(Figure content listings)
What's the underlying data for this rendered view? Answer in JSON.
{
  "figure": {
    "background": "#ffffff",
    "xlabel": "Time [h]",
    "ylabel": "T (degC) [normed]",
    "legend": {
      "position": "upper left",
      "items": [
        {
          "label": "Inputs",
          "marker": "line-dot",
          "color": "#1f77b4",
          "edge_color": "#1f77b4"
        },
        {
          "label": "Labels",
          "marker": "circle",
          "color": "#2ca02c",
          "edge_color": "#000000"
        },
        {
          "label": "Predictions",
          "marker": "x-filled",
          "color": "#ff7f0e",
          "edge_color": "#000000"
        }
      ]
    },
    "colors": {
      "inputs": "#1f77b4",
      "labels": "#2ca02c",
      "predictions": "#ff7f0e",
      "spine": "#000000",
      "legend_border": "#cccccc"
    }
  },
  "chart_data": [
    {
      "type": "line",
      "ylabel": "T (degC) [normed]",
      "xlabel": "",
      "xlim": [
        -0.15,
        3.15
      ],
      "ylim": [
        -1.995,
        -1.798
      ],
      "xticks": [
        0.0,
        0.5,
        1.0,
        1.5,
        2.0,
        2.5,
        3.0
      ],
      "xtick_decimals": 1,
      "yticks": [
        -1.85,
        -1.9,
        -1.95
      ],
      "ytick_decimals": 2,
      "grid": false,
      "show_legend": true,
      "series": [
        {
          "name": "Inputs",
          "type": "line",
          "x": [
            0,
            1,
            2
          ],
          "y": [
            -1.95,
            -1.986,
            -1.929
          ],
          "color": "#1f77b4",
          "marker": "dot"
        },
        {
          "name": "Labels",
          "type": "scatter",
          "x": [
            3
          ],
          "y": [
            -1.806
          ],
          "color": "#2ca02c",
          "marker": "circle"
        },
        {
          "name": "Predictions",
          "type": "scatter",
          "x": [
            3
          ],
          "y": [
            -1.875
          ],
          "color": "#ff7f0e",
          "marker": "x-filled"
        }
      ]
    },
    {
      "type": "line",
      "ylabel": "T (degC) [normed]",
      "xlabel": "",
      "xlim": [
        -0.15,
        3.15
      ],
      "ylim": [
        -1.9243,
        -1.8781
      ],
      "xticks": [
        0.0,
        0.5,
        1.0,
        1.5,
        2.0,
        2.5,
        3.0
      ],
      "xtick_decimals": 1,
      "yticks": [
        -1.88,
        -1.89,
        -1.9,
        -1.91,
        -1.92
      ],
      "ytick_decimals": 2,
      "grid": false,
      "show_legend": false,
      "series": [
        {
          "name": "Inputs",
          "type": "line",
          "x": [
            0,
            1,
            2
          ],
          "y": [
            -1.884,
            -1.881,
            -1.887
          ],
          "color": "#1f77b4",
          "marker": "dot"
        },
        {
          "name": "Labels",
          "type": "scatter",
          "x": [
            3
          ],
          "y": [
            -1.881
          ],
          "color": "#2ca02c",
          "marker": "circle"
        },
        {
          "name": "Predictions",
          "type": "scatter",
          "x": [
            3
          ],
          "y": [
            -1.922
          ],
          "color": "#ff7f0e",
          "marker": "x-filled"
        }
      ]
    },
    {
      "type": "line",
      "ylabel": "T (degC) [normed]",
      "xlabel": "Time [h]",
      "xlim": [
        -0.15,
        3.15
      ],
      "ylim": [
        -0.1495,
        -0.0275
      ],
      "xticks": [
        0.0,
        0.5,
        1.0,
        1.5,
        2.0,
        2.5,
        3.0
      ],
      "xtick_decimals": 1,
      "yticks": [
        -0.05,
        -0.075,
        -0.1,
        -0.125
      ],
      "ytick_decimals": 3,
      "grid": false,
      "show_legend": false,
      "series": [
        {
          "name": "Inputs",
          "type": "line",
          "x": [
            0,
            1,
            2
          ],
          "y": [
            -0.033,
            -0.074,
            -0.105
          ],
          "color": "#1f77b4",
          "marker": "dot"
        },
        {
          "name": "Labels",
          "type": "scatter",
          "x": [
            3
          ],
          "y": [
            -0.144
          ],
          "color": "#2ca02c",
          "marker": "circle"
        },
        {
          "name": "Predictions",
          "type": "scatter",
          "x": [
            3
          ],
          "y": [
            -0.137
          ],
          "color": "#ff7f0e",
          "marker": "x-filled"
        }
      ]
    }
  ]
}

* Request *
The records above should be duplicated in full, exactly as given.

* Problem solution *
What's the underlying data for this rendered view? Answer in JSON.
{
  "figure": {
    "background": "#ffffff",
    "xlabel": "Time [h]",
    "ylabel": "T (degC) [normed]",
    "legend": {
      "position": "upper left",
      "items": [
        {
          "label": "Inputs",
          "marker": "line-dot",
          "color": "#1f77b4",
          "edge_color": "#1f77b4"
        },
        {
          "label": "Labels",
          "marker": "circle",
          "color": "#2ca02c",
          "edge_color": "#000000"
        },
        {
          "label": "Predictions",
          "marker": "x-filled",
          "color": "#ff7f0e",
          "edge_color": "#000000"
        }
      ]
    },
    "colors": {
      "inputs": "#1f77b4",
      "labels": "#2ca02c",
      "predictions": "#ff7f0e",
      "spine": "#000000",
      "legend_border": "#cccccc"
    }
  },
  "chart_data": [
    {
      "type": "line",
      "ylabel": "T (degC) [normed]",
      "xlabel": "",
      "xlim": [
        -0.15,
        3.15
      ],
      "ylim": [
        -1.995,
        -1.798
      ],
      "xticks": [
        0.0,
        0.5,
        1.0,
        1.5,
        2.0,
        2.5,
        3.0
      ],
      "xtick_decimals": 1,
      "yticks": [
        -1.85,
        -1.9,
        -1.95
      ],
      "ytick_decimals": 2,
      "grid": false,
      "show_legend": true,
      "series": [
        {
          "name": "Inputs",
          "type": "line",
          "x": [
            0,
            1,
            2
          ],
          "y": [
            -1.95,
            -1.986,
            -1.929
          ],
          "color": "#1f77b4",
          "marker": "dot"
        },
        {
          "name": "Labels",
          "type": "scatter",
          "x": [
            3
          ],
          "y": [
            -1.806
          ],
          "color": "#2ca02c",
          "marker": "circle"
        },
        {
          "name": "Predictions",
          "type": "scatter",
          "x": [
            3
          ],
          "y": [
            -1.875
          ],
          "color": "#ff7f0e",
          "marker": "x-filled"
        }
      ]
    },
    {
      "type": "line",
      "ylabel": "T (degC) [normed]",
      "xlabel": "",
      "xlim": [
        -0.15,
        3.15
      ],
      "ylim": [
        -1.9243,
        -1.8781
      ],
      "xticks": [
        0.0,
        0.5,
        1.0,
        1.5,
        2.0,
        2.5,
        3.0
      ],
      "xtick_decimals": 1,
      "yticks": [
        -1.88,
        -1.89,
        -1.9,
        -1.91,
        -1.92
      ],
      "ytick_decimals": 2,
      "grid": false,
      "show_legend": false,
      "series": [
        {
          "name": "Inputs",
          "type": "line",
          "x": [
            0,
            1,
            2
          ],
          "y": [
            -1.884,
            -1.881,
            -1.887
          ],
          "color": "#1f77b4",
          "marker": "dot"
        },
        {
          "name": "Labels",
          "type": "scatter",
          "x": [
            3
          ],
          "y": [
            -1.881
          ],
          "color": "#2ca02c",
          "marker": "circle"
        },
        {
          "name": "Predictions",
          "type": "scatter",
          "x": [
            3
          ],
          "y": [
            -1.922
          ],
          "color": "#ff7f0e",
          "marker": "x-filled"
        }
      ]
    },
    {
      "type": "line",
      "ylabel": "T (degC) [normed]",
      "xlabel": "Time [h]",
      "xlim": [
        -0.15,
        3.15
      ],
      "ylim": [
        -0.1495,
        -0.0275
      ],
      "xticks": [
        0.0,
        0.5,
        1.0,
        1.5,
        2.0,
        2.5,
        3.0
      ],
      "xtick_decimals": 1,
      "yticks": [
        -0.05,
        -0.075,
        -0.1,
        -0.125
      ],
      "ytick_decimals": 3,
      "grid": false,
      "show_legend": false,
      "series": [
        {
          "name": "Inputs",
          "type": "line",
          "x": [
            0,
            1,
            2
          ],
          "y": [
            -0.033,
            -0.074,
            -0.105
          ],
          "color": "#1f77b4",
          "marker": "dot"
        },
        {
          "name": "Labels",
          "type": "scatter",
          "x": [
            3
          ],
          "y": [
            -0.144
          ],
          "color": "#2ca02c",
          "marker": "circle"
        },
        {
          "name": "Predictions",
          "type": "scatter",
          "x": [
            3
          ],
          "y": [
            -0.137
          ],
          "color": "#ff7f0e",
          "marker": "x-filled"
        }
      ]
    }
  ]
}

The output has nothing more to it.